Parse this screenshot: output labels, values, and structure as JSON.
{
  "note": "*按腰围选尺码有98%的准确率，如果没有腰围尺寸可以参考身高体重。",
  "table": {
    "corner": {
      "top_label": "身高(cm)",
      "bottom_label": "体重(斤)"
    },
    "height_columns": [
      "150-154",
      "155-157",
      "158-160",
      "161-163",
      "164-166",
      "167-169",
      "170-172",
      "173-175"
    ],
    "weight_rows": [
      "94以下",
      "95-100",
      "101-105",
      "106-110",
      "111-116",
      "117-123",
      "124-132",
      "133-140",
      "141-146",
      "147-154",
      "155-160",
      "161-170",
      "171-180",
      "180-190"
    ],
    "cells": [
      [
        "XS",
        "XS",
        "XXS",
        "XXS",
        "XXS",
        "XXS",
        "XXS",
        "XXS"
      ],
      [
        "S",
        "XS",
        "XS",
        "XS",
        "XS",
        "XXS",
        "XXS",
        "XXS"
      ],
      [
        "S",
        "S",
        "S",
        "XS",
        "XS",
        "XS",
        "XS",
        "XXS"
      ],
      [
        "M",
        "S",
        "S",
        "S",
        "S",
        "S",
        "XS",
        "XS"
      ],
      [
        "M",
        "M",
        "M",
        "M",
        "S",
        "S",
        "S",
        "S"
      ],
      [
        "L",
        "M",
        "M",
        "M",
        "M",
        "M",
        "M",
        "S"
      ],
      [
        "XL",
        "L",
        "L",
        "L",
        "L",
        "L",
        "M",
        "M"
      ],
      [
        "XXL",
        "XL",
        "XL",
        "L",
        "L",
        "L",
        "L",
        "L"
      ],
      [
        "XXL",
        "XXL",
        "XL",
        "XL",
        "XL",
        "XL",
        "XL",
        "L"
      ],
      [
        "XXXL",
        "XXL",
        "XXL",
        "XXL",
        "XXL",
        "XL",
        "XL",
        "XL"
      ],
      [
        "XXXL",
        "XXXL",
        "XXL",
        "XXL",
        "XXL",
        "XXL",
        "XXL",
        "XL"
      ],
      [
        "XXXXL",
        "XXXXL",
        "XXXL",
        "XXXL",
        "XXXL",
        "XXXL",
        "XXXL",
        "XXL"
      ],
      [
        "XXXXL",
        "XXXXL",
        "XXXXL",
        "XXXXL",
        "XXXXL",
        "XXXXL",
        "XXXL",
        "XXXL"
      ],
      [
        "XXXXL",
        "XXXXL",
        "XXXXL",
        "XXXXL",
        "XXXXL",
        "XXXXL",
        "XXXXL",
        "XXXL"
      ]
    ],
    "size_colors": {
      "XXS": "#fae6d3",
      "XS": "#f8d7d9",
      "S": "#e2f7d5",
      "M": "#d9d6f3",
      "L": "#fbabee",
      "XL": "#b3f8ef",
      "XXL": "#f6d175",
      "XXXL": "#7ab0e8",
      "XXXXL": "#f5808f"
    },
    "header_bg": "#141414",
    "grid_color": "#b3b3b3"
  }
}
=-=-=
Aim:
Please restate the data word for word, every record included.

Answer in full:
Parse this screenshot: output labels, values, and structure as JSON.
{
  "note": "*按腰围选尺码有98%的准确率，如果没有腰围尺寸可以参考身高体重。",
  "table": {
    "corner": {
      "top_label": "身高(cm)",
      "bottom_label": "体重(斤)"
    },
    "height_columns": [
      "150-154",
      "155-157",
      "158-160",
      "161-163",
      "164-166",
      "167-169",
      "170-172",
      "173-175"
    ],
    "weight_rows": [
      "94以下",
      "95-100",
      "101-105",
      "106-110",
      "111-116",
      "117-123",
      "124-132",
      "133-140",
      "141-146",
      "147-154",
      "155-160",
      "161-170",
      "171-180",
      "180-190"
    ],
    "cells": [
      [
        "XS",
        "XS",
        "XXS",
        "XXS",
        "XXS",
        "XXS",
        "XXS",
        "XXS"
      ],
      [
        "S",
        "XS",
        "XS",
        "XS",
        "XS",
        "XXS",
        "XXS",
        "XXS"
      ],
      [
        "S",
        "S",
        "S",
        "XS",
        "XS",
        "XS",
        "XS",
        "XXS"
      ],
      [
        "M",
        "S",
        "S",
        "S",
        "S",
        "S",
        "XS",
        "XS"
      ],
      [
        "M",
        "M",
        "M",
        "M",
        "S",
        "S",
        "S",
        "S"
      ],
      [
        "L",
        "M",
        "M",
        "M",
        "M",
        "M",
        "M",
        "S"
      ],
      [
        "XL",
        "L",
        "L",
        "L",
        "L",
        "L",
        "M",
        "M"
      ],
      [
        "XXL",
        "XL",
        "XL",
        "L",
        "L",
        "L",
        "L",
        "L"
      ],
      [
        "XXL",
        "XXL",
        "XL",
        "XL",
        "XL",
        "XL",
        "XL",
        "L"
      ],
      [
        "XXXL",
        "XXL",
        "XXL",
        "XXL",
        "XXL",
        "XL",
        "XL",
        "XL"
      ],
      [
        "XXXL",
        "XXXL",
        "XXL",
        "XXL",
        "XXL",
        "XXL",
        "XXL",
        "XL"
      ],
      [
        "XXXXL",
        "XXXXL",
        "XXXL",
        "XXXL",
        "XXXL",
        "XXXL",
        "XXXL",
        "XXL"
      ],
      [
        "XXXXL",
        "XXXXL",
        "XXXXL",
        "XXXXL",
        "XXXXL",
        "XXXXL",
        "XXXL",
        "XXXL"
      ],
      [
        "XXXXL",
        "XXXXL",
        "XXXXL",
        "XXXXL",
        "XXXXL",
        "XXXXL",
        "XXXXL",
        "XXXL"
      ]
    ],
    "size_colors": {
      "XXS": "#fae6d3",
      "XS": "#f8d7d9",
      "S": "#e2f7d5",
      "M": "#d9d6f3",
      "L": "#fbabee",
      "XL": "#b3f8ef",
      "XXL": "#f6d175",
      "XXXL": "#7ab0e8",
      "XXXXL": "#f5808f"
    },
    "header_bg": "#141414",
    "grid_color": "#b3b3b3"
  }
}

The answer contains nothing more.